Material for this task:
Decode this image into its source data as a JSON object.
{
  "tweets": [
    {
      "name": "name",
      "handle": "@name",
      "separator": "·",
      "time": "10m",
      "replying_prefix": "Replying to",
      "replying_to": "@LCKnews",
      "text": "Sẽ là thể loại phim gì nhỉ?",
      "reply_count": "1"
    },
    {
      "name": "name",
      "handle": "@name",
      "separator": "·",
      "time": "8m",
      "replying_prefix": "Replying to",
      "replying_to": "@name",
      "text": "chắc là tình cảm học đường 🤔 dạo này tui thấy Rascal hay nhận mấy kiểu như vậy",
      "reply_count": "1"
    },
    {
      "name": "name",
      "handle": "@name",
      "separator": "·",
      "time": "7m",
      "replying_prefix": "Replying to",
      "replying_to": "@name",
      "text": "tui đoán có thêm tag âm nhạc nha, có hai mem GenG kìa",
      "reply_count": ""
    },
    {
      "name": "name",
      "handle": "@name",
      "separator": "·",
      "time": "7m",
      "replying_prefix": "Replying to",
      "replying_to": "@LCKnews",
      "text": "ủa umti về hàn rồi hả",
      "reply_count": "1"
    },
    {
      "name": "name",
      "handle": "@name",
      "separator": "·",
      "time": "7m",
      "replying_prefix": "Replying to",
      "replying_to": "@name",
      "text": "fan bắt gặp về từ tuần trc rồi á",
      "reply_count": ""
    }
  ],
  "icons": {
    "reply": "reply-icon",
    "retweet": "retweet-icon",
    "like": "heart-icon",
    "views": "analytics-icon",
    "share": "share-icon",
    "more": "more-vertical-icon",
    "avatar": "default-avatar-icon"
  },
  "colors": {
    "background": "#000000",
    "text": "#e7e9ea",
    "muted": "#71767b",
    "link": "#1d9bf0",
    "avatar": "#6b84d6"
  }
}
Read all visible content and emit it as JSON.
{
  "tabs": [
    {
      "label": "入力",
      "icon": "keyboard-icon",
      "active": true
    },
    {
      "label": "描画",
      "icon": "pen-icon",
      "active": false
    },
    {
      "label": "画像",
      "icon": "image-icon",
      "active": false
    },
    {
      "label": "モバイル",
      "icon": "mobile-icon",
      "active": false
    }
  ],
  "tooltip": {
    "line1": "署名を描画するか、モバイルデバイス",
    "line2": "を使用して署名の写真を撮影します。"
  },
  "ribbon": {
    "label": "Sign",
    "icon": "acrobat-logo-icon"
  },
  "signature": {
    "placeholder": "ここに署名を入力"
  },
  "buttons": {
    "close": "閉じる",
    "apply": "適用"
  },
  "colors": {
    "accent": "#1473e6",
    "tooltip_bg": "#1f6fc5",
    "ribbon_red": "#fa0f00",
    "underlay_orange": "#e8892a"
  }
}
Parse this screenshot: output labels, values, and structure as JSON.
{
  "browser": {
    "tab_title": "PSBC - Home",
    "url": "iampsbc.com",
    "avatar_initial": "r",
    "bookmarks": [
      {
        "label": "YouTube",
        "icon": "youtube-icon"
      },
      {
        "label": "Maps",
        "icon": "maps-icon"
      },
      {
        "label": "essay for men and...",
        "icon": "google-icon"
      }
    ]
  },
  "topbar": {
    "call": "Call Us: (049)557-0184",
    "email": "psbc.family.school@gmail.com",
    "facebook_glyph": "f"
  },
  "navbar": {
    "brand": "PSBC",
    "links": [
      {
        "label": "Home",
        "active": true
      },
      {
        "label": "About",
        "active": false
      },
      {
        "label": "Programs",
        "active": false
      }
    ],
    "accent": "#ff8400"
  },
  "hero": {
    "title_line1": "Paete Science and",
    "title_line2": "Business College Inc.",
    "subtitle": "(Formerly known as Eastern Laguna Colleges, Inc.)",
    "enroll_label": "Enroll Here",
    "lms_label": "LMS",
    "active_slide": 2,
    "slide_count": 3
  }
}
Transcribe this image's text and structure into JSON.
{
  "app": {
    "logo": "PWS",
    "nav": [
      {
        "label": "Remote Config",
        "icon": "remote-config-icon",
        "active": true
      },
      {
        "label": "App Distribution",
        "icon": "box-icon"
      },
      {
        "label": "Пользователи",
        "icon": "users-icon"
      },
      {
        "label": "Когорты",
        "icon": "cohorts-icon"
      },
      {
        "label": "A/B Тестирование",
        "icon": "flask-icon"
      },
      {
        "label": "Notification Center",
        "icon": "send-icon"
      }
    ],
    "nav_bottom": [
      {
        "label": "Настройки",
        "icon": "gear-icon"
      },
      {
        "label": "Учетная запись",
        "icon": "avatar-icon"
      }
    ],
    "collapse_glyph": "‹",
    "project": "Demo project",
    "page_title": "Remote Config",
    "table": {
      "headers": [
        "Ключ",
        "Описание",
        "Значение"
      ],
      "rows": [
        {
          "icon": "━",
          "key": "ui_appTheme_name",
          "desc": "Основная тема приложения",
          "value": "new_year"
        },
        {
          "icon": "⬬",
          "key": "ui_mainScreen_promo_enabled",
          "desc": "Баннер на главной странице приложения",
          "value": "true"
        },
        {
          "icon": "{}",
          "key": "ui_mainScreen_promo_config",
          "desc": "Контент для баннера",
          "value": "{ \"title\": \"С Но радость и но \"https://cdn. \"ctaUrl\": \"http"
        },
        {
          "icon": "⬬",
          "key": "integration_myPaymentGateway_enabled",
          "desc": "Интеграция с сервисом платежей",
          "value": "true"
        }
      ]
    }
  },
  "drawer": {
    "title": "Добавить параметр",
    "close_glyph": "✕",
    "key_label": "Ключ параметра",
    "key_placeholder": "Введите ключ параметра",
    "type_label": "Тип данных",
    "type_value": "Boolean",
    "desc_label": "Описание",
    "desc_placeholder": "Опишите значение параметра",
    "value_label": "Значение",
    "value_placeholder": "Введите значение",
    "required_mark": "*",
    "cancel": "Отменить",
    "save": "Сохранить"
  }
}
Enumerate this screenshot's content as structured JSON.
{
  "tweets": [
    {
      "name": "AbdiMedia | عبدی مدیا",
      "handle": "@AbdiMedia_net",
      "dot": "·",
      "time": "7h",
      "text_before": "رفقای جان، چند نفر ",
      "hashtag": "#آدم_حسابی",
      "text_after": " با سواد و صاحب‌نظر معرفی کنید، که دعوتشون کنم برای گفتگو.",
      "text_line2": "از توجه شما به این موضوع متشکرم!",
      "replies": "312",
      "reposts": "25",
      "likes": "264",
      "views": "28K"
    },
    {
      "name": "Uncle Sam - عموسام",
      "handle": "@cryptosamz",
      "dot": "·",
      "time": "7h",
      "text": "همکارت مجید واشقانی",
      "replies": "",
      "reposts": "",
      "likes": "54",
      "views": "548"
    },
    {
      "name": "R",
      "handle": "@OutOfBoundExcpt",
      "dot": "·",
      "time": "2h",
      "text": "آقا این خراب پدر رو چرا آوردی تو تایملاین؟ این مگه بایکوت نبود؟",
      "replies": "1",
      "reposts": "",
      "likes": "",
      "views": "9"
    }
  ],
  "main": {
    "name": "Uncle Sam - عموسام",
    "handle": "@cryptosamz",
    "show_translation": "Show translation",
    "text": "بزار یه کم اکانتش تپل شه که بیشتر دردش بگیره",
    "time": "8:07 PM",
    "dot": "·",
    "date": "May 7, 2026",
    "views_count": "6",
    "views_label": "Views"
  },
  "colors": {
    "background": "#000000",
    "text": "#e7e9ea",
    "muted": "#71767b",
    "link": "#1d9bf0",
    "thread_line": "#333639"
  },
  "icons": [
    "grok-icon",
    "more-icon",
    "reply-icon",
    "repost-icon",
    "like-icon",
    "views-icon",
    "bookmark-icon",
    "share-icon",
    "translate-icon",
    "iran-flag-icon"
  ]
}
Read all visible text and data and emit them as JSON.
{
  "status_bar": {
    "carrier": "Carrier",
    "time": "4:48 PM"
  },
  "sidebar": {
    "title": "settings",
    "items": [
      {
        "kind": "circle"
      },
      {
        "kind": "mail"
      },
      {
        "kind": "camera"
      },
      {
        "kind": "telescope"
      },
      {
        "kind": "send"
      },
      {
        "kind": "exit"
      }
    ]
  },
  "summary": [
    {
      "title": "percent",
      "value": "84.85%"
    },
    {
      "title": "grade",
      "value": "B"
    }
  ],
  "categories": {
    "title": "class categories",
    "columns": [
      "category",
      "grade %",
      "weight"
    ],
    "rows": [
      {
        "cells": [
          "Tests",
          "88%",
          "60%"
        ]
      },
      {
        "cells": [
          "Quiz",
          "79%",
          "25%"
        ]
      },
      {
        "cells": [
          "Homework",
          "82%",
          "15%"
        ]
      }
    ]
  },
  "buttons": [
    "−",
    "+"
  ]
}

Task details: Nothing but the lines from the line with "Read all visible text" to the last line of the listing above should appear; please retype them exactly, both ends included.

Solution for this exercise:
Read all visible text and data and emit them as JSON.
{
  "status_bar": {
    "carrier": "Carrier",
    "time": "4:48 PM"
  },
  "sidebar": {
    "title": "settings",
    "items": [
      {
        "kind": "circle"
      },
      {
        "kind": "mail"
      },
      {
        "kind": "camera"
      },
      {
        "kind": "telescope"
      },
      {
        "kind": "send"
      },
      {
        "kind": "exit"
      }
    ]
  },
  "summary": [
    {
      "title": "percent",
      "value": "84.85%"
    },
    {
      "title": "grade",
      "value": "B"
    }
  ],
  "categories": {
    "title": "class categories",
    "columns": [
      "category",
      "grade %",
      "weight"
    ],
    "rows": [
      {
        "cells": [
          "Tests",
          "88%",
          "60%"
        ]
      },
      {
        "cells": [
          "Quiz",
          "79%",
          "25%"
        ]
      },
      {
        "cells": [
          "Homework",
          "82%",
          "15%"
        ]
      }
    ]
  },
  "buttons": [
    "−",
    "+"
  ]
}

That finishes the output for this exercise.